**WHAT THE TASK REQUIRES:**
Collect all lines containing the word "this" from the data.

-=-=-=-=-

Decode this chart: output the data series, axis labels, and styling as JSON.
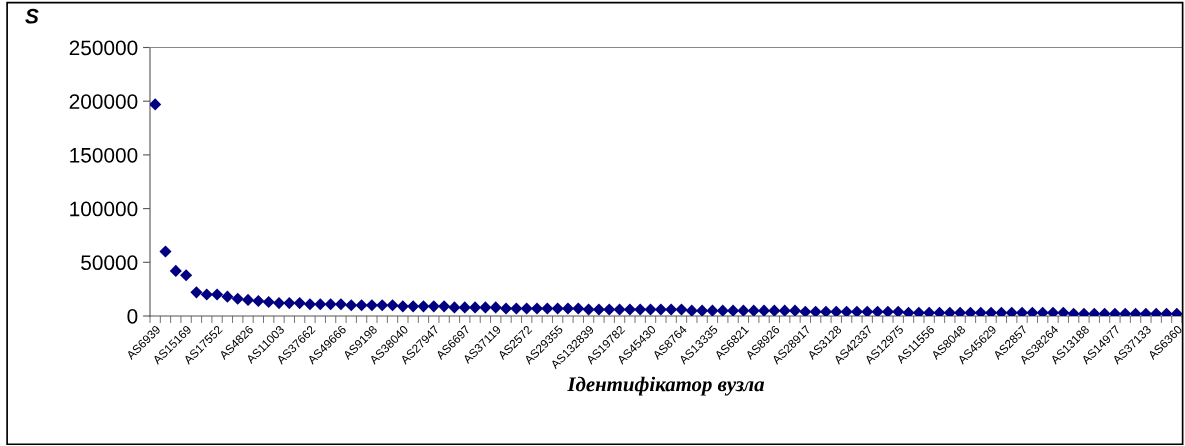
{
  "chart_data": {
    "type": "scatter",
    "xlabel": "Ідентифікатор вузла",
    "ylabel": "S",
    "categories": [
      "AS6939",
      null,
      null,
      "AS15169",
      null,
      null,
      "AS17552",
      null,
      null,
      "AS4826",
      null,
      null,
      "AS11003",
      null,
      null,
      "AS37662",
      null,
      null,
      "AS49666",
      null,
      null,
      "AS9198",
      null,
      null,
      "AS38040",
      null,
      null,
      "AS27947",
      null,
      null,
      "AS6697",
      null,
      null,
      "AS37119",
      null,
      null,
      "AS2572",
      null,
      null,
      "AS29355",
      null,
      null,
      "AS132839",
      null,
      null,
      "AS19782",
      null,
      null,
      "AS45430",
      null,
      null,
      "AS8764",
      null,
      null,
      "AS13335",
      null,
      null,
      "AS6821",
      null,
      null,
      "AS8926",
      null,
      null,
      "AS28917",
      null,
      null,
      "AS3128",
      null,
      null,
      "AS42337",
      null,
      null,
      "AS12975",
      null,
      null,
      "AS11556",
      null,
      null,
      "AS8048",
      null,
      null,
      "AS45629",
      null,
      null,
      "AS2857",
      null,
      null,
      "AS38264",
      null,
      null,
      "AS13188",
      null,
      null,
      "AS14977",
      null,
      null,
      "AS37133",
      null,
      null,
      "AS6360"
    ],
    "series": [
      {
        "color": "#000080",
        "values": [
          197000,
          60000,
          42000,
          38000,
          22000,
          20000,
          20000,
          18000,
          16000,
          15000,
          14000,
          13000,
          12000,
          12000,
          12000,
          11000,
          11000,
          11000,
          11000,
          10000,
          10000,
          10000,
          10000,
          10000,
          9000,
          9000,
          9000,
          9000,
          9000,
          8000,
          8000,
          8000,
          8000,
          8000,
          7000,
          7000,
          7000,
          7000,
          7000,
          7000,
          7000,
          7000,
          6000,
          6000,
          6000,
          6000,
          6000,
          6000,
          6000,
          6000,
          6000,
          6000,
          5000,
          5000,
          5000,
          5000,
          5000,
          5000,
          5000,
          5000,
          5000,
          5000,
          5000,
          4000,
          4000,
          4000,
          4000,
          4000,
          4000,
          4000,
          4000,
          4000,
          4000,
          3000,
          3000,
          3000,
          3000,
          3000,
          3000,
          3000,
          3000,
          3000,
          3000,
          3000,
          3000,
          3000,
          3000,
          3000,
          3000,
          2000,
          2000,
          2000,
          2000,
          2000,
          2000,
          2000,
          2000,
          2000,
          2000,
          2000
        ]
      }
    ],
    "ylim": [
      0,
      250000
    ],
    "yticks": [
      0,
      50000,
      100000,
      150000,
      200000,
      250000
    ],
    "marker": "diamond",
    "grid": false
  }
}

-=-=-=-=-

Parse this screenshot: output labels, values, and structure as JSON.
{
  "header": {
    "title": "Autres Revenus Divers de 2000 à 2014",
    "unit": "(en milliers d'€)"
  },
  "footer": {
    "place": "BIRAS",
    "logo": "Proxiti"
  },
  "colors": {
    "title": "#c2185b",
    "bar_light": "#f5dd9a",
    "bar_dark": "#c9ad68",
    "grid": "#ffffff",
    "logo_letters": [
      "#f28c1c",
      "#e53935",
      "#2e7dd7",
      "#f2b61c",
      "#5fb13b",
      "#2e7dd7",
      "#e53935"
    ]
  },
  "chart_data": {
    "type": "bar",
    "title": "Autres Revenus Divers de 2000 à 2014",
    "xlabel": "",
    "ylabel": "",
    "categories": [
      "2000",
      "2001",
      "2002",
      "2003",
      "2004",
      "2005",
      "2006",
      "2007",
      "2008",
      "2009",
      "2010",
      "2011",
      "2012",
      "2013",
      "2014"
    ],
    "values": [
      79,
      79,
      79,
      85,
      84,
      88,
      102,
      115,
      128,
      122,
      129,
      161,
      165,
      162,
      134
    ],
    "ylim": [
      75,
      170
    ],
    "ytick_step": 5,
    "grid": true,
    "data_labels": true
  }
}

-=-=-=-=-

**WORKED SOLUTION:**
Decode this chart: output the data series, axis labels, and styling as JSON.
Parse this screenshot: output labels, values, and structure as JSON.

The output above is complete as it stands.